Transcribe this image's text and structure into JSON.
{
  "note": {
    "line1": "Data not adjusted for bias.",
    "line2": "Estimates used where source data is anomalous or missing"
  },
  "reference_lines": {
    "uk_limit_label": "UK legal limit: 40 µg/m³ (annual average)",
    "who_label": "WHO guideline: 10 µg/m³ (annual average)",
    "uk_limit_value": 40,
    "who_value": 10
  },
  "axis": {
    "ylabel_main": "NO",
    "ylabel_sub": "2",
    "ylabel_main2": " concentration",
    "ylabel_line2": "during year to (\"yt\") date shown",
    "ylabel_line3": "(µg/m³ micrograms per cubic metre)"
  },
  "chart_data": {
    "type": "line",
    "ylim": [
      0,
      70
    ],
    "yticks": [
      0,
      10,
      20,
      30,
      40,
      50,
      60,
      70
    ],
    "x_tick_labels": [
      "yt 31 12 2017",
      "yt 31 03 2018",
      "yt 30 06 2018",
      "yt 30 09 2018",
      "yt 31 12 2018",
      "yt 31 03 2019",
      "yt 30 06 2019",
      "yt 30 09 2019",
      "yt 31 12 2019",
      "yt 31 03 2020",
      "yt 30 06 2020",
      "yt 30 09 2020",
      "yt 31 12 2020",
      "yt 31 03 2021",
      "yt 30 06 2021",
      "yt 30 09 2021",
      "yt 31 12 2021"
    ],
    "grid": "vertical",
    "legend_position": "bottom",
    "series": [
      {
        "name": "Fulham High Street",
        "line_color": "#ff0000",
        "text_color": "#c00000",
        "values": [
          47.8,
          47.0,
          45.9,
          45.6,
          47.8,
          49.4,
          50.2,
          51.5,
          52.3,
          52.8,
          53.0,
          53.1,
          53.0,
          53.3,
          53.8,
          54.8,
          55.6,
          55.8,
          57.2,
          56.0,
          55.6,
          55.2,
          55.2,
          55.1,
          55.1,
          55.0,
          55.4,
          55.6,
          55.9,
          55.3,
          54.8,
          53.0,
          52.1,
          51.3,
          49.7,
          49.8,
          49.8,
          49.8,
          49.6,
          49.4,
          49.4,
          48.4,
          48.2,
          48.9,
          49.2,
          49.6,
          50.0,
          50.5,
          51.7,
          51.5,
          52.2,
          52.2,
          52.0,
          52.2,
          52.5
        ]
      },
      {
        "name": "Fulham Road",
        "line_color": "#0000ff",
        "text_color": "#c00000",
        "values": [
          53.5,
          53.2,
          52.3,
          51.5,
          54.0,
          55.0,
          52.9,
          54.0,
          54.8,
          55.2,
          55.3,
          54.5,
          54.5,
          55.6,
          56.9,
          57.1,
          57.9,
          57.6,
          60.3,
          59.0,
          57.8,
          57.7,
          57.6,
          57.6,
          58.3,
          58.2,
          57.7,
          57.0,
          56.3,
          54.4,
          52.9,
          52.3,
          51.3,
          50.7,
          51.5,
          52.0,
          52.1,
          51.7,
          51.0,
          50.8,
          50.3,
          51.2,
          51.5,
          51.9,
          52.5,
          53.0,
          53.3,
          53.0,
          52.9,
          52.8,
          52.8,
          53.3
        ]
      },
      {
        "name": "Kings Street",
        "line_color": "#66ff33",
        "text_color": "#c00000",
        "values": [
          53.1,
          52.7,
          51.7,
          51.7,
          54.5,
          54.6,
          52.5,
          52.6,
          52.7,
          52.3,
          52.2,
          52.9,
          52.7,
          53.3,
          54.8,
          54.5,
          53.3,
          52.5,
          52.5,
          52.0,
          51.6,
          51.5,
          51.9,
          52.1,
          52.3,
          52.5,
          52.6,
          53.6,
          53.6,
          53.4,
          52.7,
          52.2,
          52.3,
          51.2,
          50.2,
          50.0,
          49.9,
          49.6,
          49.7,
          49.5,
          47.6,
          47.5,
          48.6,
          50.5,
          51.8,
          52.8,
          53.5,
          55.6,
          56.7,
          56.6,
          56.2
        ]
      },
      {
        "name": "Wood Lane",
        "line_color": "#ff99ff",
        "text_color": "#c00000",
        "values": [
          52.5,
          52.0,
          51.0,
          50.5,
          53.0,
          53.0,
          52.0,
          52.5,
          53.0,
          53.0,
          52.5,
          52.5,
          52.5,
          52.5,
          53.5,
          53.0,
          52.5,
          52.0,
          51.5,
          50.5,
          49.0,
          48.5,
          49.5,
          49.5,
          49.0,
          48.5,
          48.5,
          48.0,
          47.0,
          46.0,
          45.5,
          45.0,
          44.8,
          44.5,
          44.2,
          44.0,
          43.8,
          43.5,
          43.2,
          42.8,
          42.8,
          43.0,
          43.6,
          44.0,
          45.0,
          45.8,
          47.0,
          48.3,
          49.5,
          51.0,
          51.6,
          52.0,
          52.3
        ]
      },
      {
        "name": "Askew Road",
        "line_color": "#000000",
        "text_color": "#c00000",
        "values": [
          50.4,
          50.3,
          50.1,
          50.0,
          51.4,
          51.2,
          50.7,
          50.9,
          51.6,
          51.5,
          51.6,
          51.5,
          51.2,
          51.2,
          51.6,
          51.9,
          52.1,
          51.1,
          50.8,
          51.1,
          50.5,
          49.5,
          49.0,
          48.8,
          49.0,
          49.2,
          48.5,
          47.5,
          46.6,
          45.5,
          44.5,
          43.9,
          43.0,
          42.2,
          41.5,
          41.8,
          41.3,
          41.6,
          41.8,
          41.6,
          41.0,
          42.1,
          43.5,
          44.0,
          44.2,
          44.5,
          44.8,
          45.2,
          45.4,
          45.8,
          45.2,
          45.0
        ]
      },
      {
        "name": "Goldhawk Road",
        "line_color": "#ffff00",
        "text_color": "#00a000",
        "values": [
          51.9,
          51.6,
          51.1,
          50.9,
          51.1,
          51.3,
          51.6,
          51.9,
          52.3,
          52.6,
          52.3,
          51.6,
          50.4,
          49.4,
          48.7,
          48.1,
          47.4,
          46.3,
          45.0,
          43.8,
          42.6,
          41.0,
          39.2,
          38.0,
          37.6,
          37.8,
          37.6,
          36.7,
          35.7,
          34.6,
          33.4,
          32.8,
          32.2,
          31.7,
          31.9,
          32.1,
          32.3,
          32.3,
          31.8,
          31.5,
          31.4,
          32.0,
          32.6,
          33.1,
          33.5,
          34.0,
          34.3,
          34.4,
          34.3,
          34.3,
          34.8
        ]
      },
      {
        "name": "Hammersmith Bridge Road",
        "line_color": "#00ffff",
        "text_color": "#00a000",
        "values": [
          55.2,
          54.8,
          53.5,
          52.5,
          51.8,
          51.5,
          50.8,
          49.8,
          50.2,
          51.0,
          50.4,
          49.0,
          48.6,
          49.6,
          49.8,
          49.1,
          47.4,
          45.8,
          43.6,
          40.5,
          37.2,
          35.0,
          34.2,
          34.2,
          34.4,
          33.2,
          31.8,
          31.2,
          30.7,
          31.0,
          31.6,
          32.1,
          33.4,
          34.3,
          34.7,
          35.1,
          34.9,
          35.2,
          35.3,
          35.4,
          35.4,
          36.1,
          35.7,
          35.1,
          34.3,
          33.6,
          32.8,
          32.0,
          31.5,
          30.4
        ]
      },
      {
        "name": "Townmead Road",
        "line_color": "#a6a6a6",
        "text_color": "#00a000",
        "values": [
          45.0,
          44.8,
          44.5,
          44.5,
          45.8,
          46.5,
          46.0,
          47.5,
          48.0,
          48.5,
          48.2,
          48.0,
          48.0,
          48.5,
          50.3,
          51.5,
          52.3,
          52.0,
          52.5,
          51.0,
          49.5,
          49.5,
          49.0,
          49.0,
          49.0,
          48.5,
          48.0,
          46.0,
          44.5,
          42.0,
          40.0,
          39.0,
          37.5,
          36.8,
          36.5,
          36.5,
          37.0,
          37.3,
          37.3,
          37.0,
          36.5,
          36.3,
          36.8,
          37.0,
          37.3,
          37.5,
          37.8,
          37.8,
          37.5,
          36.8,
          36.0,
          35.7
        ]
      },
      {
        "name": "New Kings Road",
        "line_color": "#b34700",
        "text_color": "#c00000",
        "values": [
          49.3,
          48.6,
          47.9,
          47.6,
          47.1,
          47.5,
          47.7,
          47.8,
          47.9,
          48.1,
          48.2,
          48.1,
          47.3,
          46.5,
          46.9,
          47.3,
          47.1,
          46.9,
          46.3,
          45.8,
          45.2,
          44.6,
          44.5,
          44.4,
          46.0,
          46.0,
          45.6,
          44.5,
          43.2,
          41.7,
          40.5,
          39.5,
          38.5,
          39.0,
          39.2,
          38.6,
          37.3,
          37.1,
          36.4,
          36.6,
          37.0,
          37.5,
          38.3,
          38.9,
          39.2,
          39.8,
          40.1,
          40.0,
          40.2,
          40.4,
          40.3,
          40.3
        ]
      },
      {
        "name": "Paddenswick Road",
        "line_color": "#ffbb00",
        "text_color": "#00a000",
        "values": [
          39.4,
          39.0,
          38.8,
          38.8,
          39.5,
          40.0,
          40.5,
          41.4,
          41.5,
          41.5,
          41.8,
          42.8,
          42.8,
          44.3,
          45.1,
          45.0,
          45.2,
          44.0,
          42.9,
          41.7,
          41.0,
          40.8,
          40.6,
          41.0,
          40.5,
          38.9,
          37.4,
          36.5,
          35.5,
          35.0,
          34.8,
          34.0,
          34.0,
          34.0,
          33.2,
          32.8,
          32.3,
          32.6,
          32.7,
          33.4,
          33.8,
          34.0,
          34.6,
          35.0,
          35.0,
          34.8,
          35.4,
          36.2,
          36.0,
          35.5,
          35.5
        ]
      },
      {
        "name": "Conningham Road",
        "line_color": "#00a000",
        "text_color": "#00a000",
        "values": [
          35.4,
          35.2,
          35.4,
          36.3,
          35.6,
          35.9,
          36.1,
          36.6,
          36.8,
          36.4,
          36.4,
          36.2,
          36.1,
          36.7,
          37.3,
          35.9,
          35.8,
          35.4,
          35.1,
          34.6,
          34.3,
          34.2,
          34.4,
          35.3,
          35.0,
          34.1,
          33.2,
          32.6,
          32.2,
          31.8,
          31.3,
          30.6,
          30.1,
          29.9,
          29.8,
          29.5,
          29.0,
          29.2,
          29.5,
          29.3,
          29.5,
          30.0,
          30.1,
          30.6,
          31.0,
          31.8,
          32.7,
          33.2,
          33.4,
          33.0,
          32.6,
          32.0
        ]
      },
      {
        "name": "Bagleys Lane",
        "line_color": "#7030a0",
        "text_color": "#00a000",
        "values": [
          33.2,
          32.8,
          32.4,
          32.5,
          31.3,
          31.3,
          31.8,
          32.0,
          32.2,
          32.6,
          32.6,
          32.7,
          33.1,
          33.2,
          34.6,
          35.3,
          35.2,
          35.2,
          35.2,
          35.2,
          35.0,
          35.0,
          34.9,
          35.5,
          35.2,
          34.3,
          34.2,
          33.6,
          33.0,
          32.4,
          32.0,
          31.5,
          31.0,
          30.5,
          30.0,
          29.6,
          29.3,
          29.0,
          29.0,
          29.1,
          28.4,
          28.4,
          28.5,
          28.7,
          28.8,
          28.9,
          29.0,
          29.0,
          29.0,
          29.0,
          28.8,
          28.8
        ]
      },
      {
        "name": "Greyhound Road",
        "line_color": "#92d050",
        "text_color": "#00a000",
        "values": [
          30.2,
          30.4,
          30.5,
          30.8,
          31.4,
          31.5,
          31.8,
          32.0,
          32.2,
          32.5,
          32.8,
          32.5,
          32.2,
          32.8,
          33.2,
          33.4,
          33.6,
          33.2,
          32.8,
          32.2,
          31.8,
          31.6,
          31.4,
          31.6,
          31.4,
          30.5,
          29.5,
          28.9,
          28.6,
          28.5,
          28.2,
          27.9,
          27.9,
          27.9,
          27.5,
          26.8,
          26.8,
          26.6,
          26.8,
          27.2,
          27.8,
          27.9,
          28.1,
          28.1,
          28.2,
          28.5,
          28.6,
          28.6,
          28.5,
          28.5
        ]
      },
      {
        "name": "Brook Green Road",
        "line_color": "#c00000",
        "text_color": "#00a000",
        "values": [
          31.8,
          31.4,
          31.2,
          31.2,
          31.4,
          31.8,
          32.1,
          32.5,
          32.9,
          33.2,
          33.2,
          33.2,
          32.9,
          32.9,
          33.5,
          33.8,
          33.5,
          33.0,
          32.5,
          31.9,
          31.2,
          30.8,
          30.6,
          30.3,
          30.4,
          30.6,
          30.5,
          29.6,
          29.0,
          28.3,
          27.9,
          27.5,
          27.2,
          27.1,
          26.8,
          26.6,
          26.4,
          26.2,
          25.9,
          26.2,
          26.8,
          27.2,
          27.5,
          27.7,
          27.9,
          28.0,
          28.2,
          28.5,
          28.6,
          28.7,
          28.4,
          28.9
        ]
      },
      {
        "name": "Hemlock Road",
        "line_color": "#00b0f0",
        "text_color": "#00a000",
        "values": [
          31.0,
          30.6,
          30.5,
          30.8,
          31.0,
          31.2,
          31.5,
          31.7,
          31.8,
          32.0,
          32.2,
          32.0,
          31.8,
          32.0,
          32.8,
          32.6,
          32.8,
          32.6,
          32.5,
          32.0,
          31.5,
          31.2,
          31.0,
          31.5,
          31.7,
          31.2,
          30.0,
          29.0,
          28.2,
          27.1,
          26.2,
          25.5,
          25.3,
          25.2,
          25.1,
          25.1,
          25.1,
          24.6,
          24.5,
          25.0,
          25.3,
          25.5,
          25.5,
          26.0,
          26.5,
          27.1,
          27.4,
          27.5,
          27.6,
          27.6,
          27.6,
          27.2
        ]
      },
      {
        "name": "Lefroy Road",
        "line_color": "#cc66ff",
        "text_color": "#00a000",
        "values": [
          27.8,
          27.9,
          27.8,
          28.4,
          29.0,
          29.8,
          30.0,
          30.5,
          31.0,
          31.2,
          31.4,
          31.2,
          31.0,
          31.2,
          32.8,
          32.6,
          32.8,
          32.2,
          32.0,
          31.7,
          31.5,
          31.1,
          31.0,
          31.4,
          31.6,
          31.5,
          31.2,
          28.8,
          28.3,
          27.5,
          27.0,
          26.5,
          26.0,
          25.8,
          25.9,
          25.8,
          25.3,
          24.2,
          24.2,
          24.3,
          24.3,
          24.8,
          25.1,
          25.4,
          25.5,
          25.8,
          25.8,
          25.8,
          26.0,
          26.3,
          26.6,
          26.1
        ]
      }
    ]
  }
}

_ _ _

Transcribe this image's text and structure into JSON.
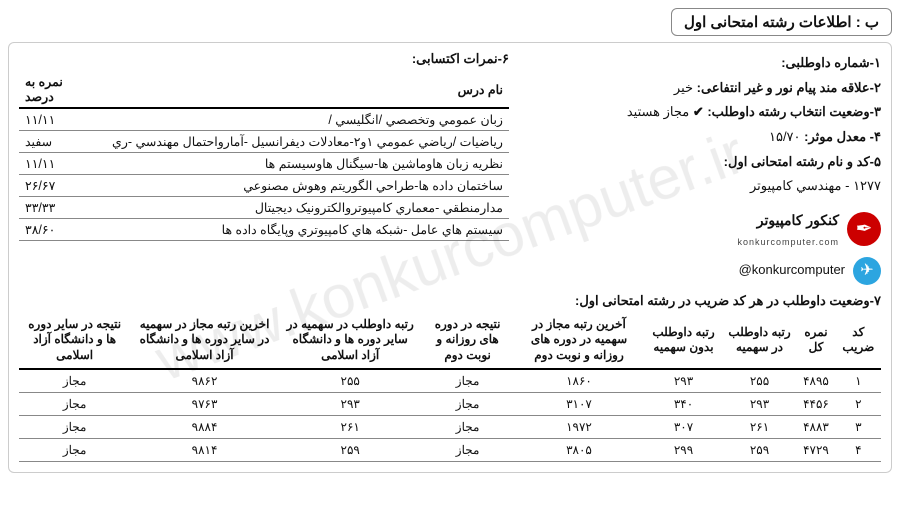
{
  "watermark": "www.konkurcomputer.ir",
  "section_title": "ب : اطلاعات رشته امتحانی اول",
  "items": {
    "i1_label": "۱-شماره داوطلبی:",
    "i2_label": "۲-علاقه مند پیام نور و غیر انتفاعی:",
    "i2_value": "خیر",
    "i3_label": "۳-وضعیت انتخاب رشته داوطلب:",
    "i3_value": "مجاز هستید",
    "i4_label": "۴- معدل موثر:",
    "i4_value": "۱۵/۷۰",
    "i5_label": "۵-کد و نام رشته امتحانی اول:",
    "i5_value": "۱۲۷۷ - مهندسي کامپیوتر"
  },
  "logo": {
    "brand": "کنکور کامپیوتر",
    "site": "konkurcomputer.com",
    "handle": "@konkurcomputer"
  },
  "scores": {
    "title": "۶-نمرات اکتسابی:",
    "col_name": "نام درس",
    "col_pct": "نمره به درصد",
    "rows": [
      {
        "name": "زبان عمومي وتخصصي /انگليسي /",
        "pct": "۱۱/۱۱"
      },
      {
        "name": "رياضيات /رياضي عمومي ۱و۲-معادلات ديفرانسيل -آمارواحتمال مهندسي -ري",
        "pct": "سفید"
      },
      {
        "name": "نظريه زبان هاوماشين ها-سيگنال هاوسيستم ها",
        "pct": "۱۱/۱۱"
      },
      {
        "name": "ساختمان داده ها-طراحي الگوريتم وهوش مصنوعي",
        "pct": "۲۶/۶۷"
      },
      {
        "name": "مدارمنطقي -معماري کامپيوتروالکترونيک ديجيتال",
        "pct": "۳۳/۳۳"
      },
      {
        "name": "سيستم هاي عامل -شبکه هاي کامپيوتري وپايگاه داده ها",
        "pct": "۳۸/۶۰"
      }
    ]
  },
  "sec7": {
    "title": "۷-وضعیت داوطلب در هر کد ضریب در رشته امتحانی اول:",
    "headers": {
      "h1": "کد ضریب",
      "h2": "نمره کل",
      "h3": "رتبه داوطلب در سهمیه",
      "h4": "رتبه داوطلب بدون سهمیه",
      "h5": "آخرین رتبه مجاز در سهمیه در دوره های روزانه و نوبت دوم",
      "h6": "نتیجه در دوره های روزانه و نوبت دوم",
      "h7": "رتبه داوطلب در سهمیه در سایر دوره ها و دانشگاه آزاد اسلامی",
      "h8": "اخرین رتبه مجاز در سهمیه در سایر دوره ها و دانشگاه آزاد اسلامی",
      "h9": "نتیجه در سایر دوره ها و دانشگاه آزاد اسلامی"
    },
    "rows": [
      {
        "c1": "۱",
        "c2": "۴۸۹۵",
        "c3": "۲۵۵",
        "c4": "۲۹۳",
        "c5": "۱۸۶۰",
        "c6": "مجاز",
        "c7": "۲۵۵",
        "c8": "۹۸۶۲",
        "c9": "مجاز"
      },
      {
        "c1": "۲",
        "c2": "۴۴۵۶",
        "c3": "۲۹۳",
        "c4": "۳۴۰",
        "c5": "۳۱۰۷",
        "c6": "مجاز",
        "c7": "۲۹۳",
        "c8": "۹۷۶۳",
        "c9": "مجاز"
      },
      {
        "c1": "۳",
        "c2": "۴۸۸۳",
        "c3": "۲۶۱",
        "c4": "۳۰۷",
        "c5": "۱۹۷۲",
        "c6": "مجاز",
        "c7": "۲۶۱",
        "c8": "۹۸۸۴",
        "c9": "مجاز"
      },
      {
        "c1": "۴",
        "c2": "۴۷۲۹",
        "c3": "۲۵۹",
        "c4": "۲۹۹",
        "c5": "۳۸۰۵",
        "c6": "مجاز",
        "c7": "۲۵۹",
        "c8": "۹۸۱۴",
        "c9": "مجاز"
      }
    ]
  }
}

_ _ _

Every line in the data that holds "Kings" should be copied out.

Reply to the exercise
        "name": "Kings Street",
        "name": "New Kings Road",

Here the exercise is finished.